* Start Source data *

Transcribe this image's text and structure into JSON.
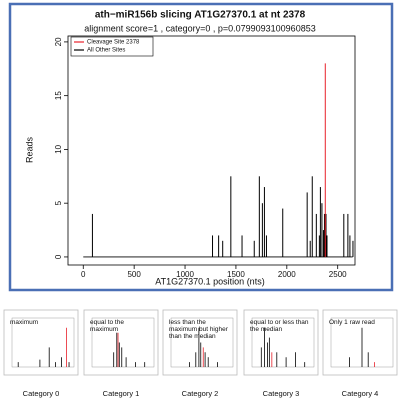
{
  "chart_data": [
    {
      "type": "spike",
      "title": "ath−miR156b slicing AT1G27370.1 at nt 2378",
      "subtitle": "alignment score=1 , category=0 , p=0.0799093100960853",
      "x_label": "AT1G27370.1 position (nts)",
      "y_label": "Reads",
      "xlim": [
        -150,
        2670
      ],
      "ylim": [
        -0.75,
        20.55
      ],
      "xticks": [
        0,
        500,
        1000,
        1500,
        2000,
        2500
      ],
      "yticks": [
        0,
        5,
        10,
        15,
        20
      ],
      "legend": "top-left",
      "series": [
        {
          "name": "Cleavage Site 2378",
          "color": "#e8202a",
          "x": [
            2378
          ],
          "values": [
            18
          ]
        },
        {
          "name": "All Other Sites",
          "color": "#000000",
          "x": [
            90,
            1270,
            1330,
            1370,
            1450,
            1560,
            1680,
            1730,
            1760,
            1780,
            1800,
            1960,
            2200,
            2230,
            2250,
            2290,
            2320,
            2330,
            2345,
            2360,
            2370,
            2385,
            2395,
            2560,
            2600,
            2620,
            2650
          ],
          "values": [
            4,
            2,
            2,
            1.5,
            7.5,
            2,
            1.5,
            7.5,
            5,
            6.5,
            2,
            4.5,
            6,
            1.5,
            7.5,
            4,
            2,
            6.5,
            5,
            2.5,
            4,
            4,
            2,
            4,
            4,
            2,
            1.5
          ]
        }
      ]
    },
    {
      "type": "thumb",
      "caption": "Category 0",
      "annotation": "maximum",
      "xlim": [
        0,
        100
      ],
      "ylim": [
        0,
        10
      ],
      "series": [
        {
          "color": "#e8202a",
          "x": [
            88
          ],
          "values": [
            8
          ]
        },
        {
          "color": "#000000",
          "x": [
            10,
            45,
            60,
            70,
            80,
            92
          ],
          "values": [
            1,
            1.5,
            4,
            1,
            2,
            1
          ]
        }
      ]
    },
    {
      "type": "thumb",
      "caption": "Category 1",
      "annotation": "equal to the maximum",
      "xlim": [
        0,
        100
      ],
      "ylim": [
        0,
        10
      ],
      "series": [
        {
          "color": "#e8202a",
          "x": [
            42
          ],
          "values": [
            7
          ]
        },
        {
          "color": "#000000",
          "x": [
            35,
            40,
            44,
            48,
            55,
            70,
            85
          ],
          "values": [
            3,
            7,
            5,
            4,
            2,
            1,
            1
          ]
        }
      ]
    },
    {
      "type": "thumb",
      "caption": "Category 2",
      "annotation": "less than the maximum but higher than the median",
      "xlim": [
        0,
        100
      ],
      "ylim": [
        0,
        10
      ],
      "series": [
        {
          "color": "#e8202a",
          "x": [
            52
          ],
          "values": [
            4
          ]
        },
        {
          "color": "#000000",
          "x": [
            30,
            40,
            45,
            48,
            55,
            60,
            75
          ],
          "values": [
            1,
            3,
            8,
            5,
            3,
            2,
            1
          ]
        }
      ]
    },
    {
      "type": "thumb",
      "caption": "Category 3",
      "annotation": "equal to or less than the median",
      "xlim": [
        0,
        100
      ],
      "ylim": [
        0,
        10
      ],
      "series": [
        {
          "color": "#e8202a",
          "x": [
            32
          ],
          "values": [
            3
          ]
        },
        {
          "color": "#000000",
          "x": [
            15,
            20,
            25,
            28,
            40,
            55,
            70,
            85
          ],
          "values": [
            4,
            8,
            5,
            6,
            3,
            2,
            3,
            1
          ]
        }
      ]
    },
    {
      "type": "thumb",
      "caption": "Category 4",
      "annotation": "Only 1 raw read",
      "xlim": [
        0,
        100
      ],
      "ylim": [
        0,
        10
      ],
      "series": [
        {
          "color": "#e8202a",
          "x": [
            70
          ],
          "values": [
            1
          ]
        },
        {
          "color": "#000000",
          "x": [
            30,
            50,
            60
          ],
          "values": [
            2,
            8,
            3
          ]
        }
      ]
    }
  ]
}
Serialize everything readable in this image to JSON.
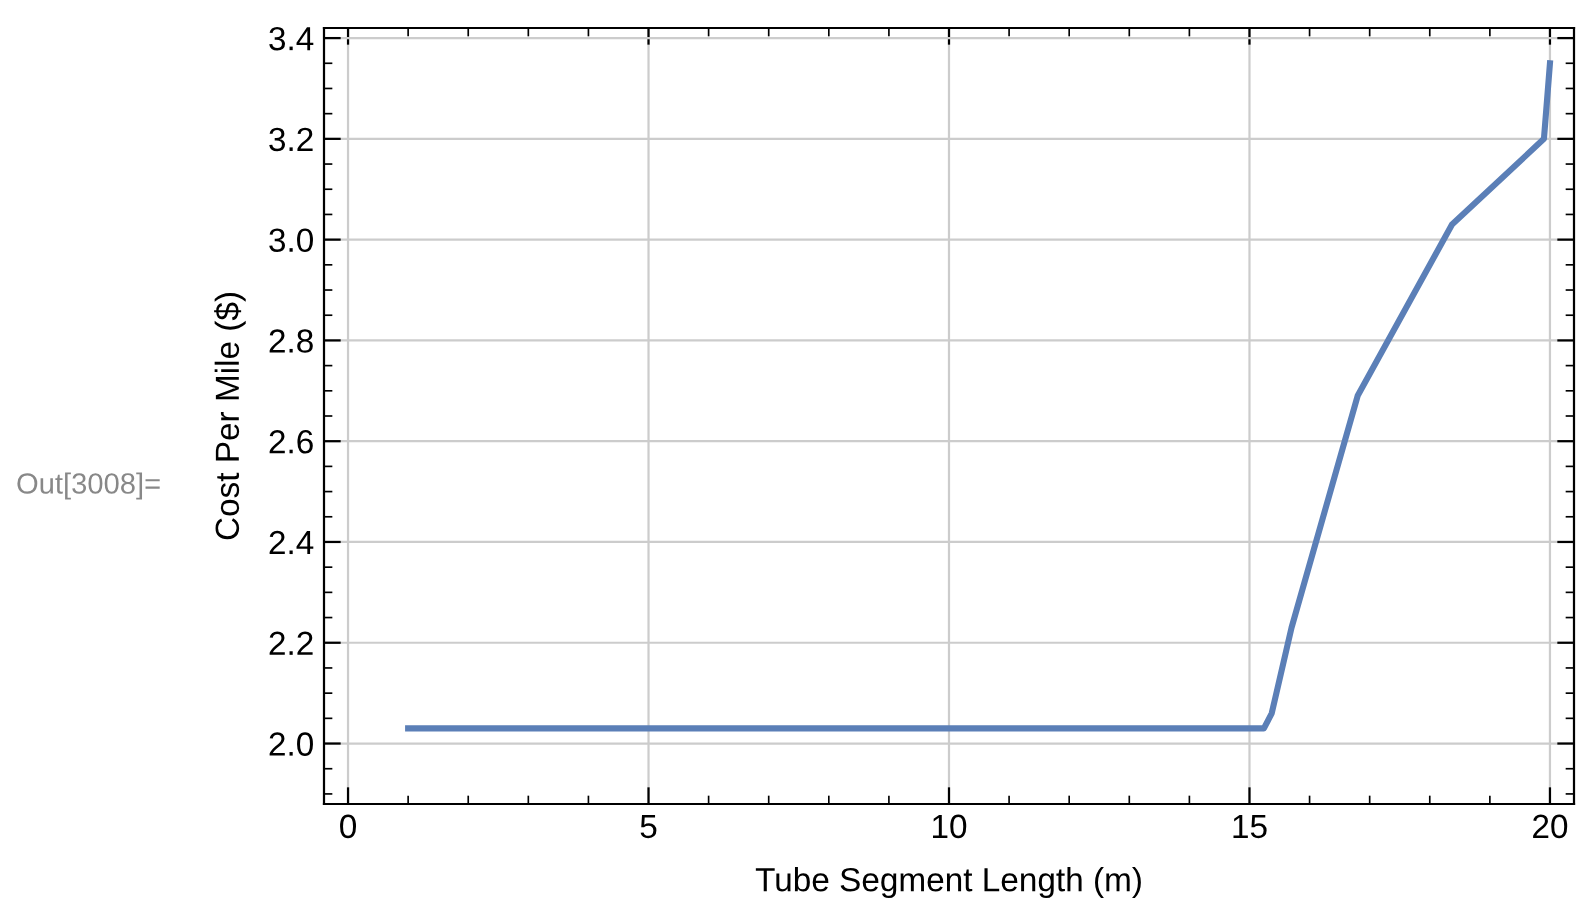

* End Source data *

• What you have to do
Using the listing above, state the number of lines that hold "this", with no other text.

• Response
2